▶ **Text**:
= = = = = = =
Purely Functional Data Structures

Hi, is the above mentioned book still *the* authority on the subject? I bought the book, read about 10 pages and then put it back on the shelf. Um. In my app I have to deal with 4 csv files, each between 5 - 10 mb, and some static data. I had put all that data into an Sqlite3 database and used SQL on it. But, as the requirements keep changing the SQL becomes a bit messy. I guess we've all had that experience. So I'm wondering if I will find clues in this book how to do my querying and handling of moderately large data in a more haskellish way and be able to drop the SQL. Your suggestions appreciated. Günther

gue.schmidt:
Hi,
is the above mentioned book still *the* authority on the subject?
I bought the book, read about 10 pages and then put it back on the shelf. Um. In my app I have to deal with 4 csv files, each between 5 - 10 mb, and some static data.
I had put all that data into an Sqlite3 database and used SQL on it. But, as the requirements keep changing the SQL becomes a bit messy. I guess we've all had that experience.
So I'm wondering if I will find clues in this book how to do my querying and handling of moderately large data in a more haskellish way and be able to drop the SQL.
Use the fine libraries on http://hackage.haskell.org. E.g. bytestring-csv then load that into a finite map? These days it is rare to have to roll your own new data structures... -- don

Hi Don, damn, that was quick! And thx, I'll look into that. The reading it in wasn't much of a problem, I had been able to use MS-ODBC for that, there's a driver for ODBC files. The problem is more the type of data structure I'd be reading it into. In SQL I would have the data indexed by several different columns, if I use maps I'd only have one key, so if I need to lookup data in the map by a value that is not the key the lookups will become quite expensive. Any suggestions, what do you do in these cases? Günther Don Stewart schrieb:
gue.schmidt:
Hi,
is the above mentioned book still *the* authority on the subject?
= = = = = = =
▶ **Written request 1**:
According to the thread, how large is each of the four csv files?
The thread and the records have nothing to do with each other.
= = = = = = =
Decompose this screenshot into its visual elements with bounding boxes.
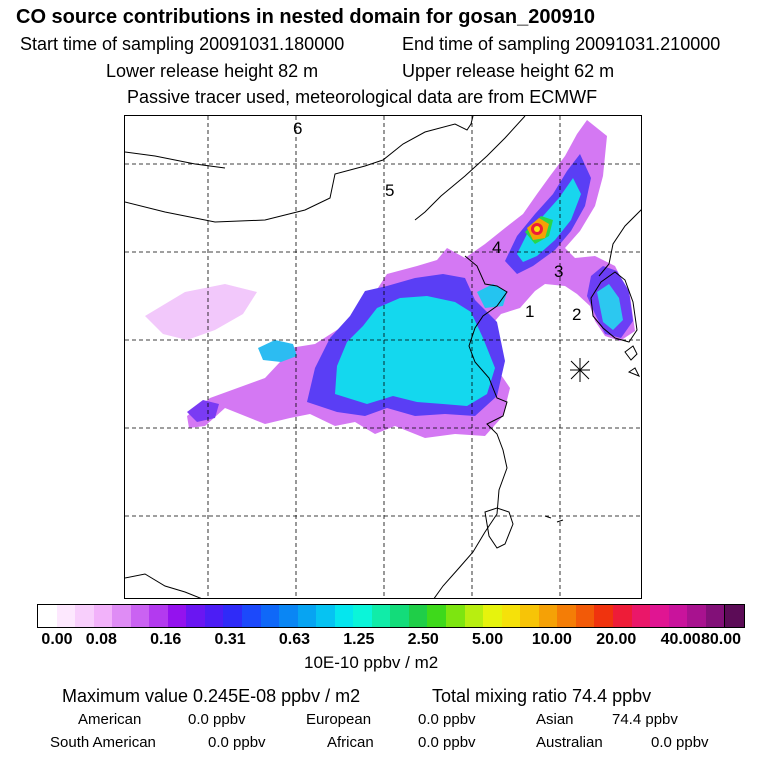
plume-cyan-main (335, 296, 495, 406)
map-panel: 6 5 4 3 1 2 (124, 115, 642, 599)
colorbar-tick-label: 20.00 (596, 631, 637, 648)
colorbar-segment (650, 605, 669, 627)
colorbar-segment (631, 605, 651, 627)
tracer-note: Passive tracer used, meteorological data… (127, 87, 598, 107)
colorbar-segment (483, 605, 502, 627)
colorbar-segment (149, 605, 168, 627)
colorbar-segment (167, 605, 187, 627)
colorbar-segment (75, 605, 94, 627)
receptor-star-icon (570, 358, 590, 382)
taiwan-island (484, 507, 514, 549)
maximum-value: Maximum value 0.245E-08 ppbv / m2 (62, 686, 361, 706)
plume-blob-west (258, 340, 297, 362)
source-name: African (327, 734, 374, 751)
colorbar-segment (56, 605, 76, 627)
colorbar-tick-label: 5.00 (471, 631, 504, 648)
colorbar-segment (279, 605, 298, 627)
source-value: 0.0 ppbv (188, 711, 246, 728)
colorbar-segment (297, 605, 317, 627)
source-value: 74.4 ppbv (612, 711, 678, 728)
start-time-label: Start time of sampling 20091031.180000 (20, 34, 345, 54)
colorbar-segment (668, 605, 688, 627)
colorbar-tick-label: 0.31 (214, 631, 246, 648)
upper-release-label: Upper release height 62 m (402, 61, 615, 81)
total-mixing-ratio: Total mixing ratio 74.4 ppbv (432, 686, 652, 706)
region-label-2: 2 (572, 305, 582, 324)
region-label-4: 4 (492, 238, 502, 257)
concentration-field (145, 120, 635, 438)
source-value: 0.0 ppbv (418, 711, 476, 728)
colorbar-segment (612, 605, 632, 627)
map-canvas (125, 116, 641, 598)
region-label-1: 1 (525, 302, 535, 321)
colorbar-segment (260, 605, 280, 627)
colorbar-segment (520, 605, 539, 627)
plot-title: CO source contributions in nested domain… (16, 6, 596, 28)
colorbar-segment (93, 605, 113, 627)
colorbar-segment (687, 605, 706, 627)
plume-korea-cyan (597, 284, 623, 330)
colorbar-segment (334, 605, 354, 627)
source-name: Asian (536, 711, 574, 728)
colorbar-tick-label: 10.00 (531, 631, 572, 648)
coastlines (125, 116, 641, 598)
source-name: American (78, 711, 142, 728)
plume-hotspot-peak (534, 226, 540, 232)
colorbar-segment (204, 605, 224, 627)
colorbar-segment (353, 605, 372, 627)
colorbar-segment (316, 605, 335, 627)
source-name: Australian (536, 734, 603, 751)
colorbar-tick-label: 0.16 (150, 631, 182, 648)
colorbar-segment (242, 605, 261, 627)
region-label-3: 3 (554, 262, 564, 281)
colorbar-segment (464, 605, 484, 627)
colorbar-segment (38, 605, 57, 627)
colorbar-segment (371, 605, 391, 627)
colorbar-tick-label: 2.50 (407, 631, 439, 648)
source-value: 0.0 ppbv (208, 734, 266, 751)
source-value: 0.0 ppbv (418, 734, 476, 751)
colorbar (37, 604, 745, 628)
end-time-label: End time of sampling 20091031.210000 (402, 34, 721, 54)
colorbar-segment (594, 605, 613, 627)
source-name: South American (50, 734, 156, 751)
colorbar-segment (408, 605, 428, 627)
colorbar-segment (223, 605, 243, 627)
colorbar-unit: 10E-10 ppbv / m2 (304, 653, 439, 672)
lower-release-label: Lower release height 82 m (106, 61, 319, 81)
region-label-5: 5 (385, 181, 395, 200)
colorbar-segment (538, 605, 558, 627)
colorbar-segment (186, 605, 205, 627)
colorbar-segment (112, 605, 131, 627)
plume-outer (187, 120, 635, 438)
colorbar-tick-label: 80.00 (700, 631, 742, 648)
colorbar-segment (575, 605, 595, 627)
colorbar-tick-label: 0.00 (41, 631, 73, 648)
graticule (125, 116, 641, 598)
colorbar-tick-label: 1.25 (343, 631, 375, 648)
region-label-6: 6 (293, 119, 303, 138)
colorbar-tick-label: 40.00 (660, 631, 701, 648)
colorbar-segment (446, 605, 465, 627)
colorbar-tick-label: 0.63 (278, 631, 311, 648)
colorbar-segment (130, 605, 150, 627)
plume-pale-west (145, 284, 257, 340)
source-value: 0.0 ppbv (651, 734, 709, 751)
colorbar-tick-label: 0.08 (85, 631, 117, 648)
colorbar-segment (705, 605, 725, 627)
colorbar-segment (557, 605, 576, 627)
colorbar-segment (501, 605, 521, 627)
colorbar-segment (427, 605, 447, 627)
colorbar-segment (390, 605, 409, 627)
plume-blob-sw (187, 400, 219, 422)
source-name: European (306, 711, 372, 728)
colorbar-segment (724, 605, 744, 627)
= = = = = = =
▶ **Written request 2**:
Quote the records from the line with "plume-cyan-main (335, 296, 495, 406)" up to and including the line with "taiwan-island (484, 507, 514, 549)".

▶ **Exercise response 1**:
Each is between 5 and 10 MB.

▶ **Exercise response 2**:
plume-cyan-main (335, 296, 495, 406)
map-panel: 6 5 4 3 1 2 (124, 115, 642, 599)
colorbar-tick-label: 20.00 (596, 631, 637, 648)
colorbar-segment (650, 605, 669, 627)
colorbar-segment (631, 605, 651, 627)
tracer-note: Passive tracer used, meteorological data… (127, 87, 598, 107)
colorbar-segment (483, 605, 502, 627)
colorbar-segment (149, 605, 168, 627)
colorbar-segment (167, 605, 187, 627)
colorbar-segment (75, 605, 94, 627)
receptor-star-icon (570, 358, 590, 382)
taiwan-island (484, 507, 514, 549)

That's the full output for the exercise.